◆ **Aim of the task**
Which lines hold the word "this"? Copy each one.

========

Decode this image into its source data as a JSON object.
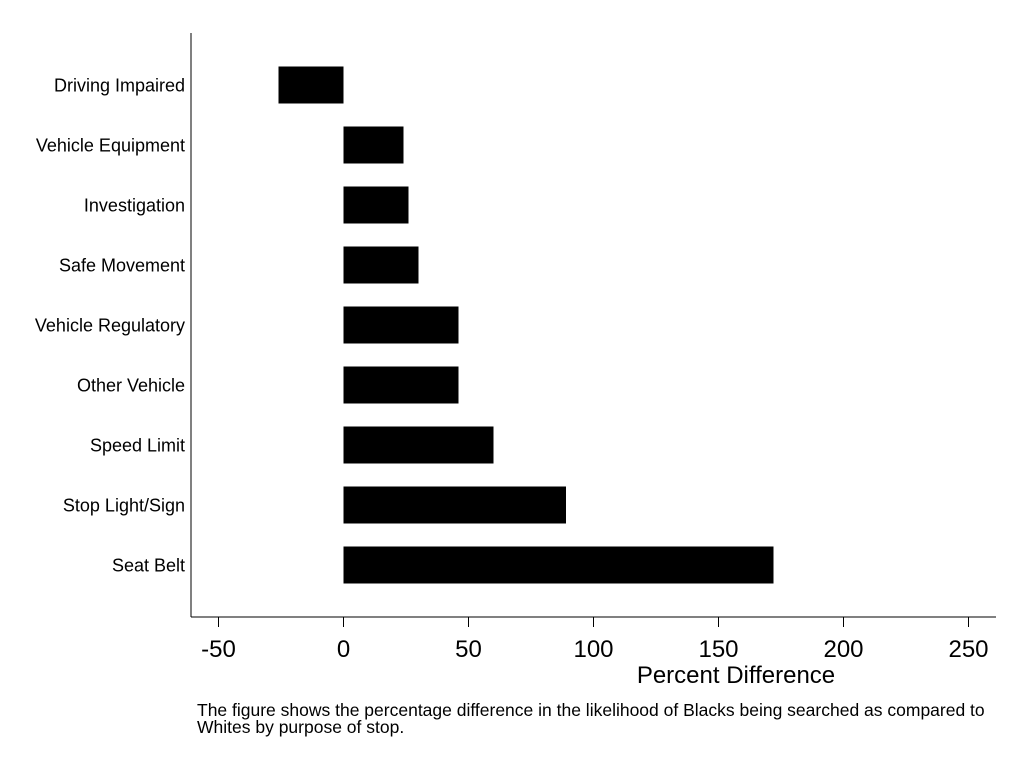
{
  "chart_data": {
    "type": "bar",
    "orientation": "horizontal",
    "categories": [
      "Driving Impaired",
      "Vehicle Equipment",
      "Investigation",
      "Safe Movement",
      "Vehicle Regulatory",
      "Other Vehicle",
      "Speed Limit",
      "Stop Light/Sign",
      "Seat Belt"
    ],
    "values": [
      -26,
      24,
      26,
      30,
      46,
      46,
      60,
      89,
      172
    ],
    "xlabel": "Percent Difference",
    "xlim": [
      -60,
      260
    ],
    "xticks": [
      -50,
      0,
      50,
      100,
      150,
      200,
      250
    ],
    "bar_color": "#000000",
    "grid": false,
    "legend": "none"
  },
  "note": "The figure shows the percentage difference in the likelihood of Blacks being searched as compared to Whites by purpose of stop."
}
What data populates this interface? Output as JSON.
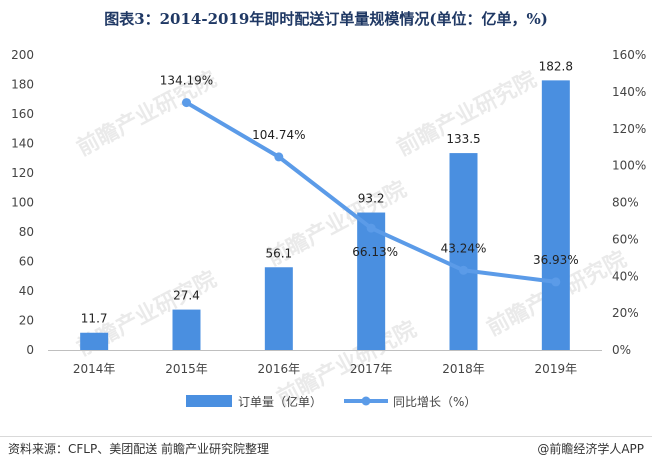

========

◆ **Reply**
Decode this image into its source data as a JSON object.
What data populates this interface? Output as JSON.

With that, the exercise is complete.